▶ _STATED TASK_:
Return each line of the records with nothing changed, pictures excepted.

-- start --

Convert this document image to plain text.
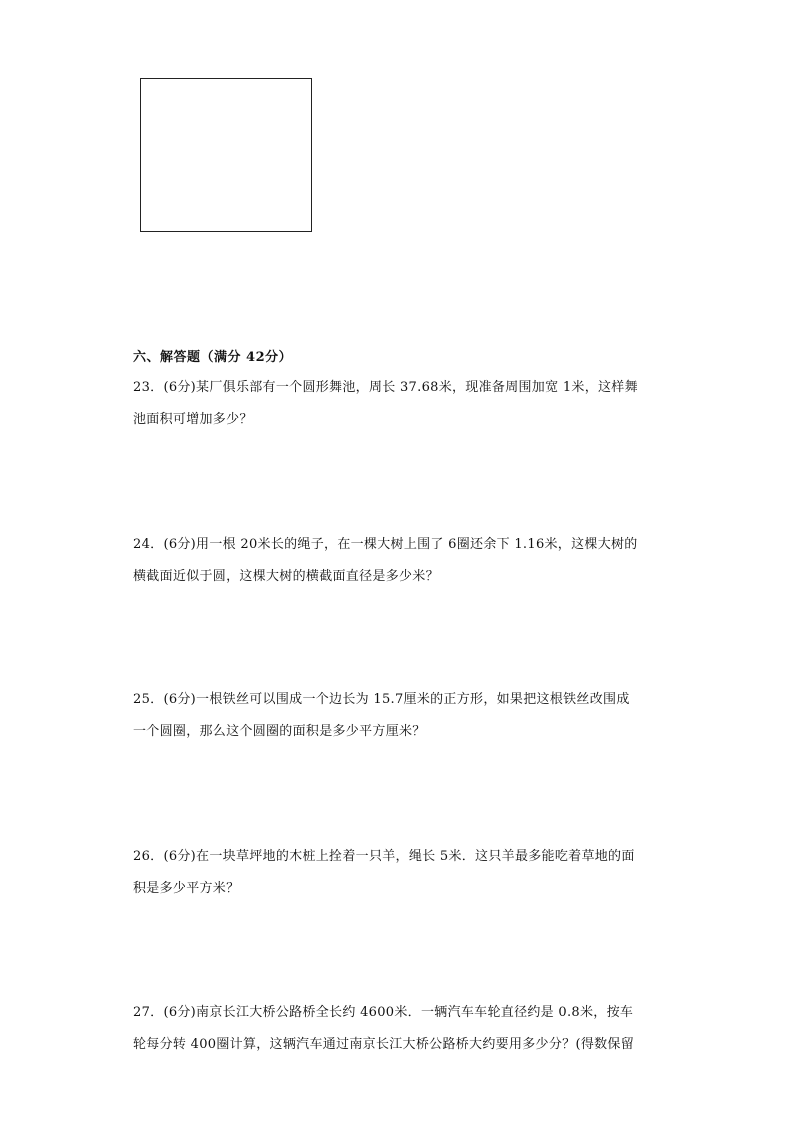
六、解答题（满分 42分）
23．(6分)某厂俱乐部有一个圆形舞池，周长 37.68米，现准备周围加宽 1米，这样舞
池面积可增加多少？
24．(6分)用一根 20米长的绳子，在一棵大树上围了 6圈还余下 1.16米，这棵大树的
横截面近似于圆，这棵大树的横截面直径是多少米？
25．(6分)一根铁丝可以围成一个边长为 15.7厘米的正方形，如果把这根铁丝改围成
一个圆圈，那么这个圆圈的面积是多少平方厘米？
26．(6分)在一块草坪地的木桩上拴着一只羊，绳长 5米．这只羊最多能吃着草地的面
积是多少平方米？
27．(6分)南京长江大桥公路桥全长约 4600米．一辆汽车车轮直径约是 0.8米，按车
轮每分转 400圈计算，这辆汽车通过南京长江大桥公路桥大约要用多少分？(得数保留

-- end --

▶ _FINISHED EXERCISE_:
Convert this document image to plain text.
六、解答题（满分 42分）
23．(6分)某厂俱乐部有一个圆形舞池，周长 37.68米，现准备周围加宽 1米，这样舞
池面积可增加多少？
24．(6分)用一根 20米长的绳子，在一棵大树上围了 6圈还余下 1.16米，这棵大树的
横截面近似于圆，这棵大树的横截面直径是多少米？
25．(6分)一根铁丝可以围成一个边长为 15.7厘米的正方形，如果把这根铁丝改围成
一个圆圈，那么这个圆圈的面积是多少平方厘米？
26．(6分)在一块草坪地的木桩上拴着一只羊，绳长 5米．这只羊最多能吃着草地的面
积是多少平方米？
27．(6分)南京长江大桥公路桥全长约 4600米．一辆汽车车轮直径约是 0.8米，按车
轮每分转 400圈计算，这辆汽车通过南京长江大桥公路桥大约要用多少分？(得数保留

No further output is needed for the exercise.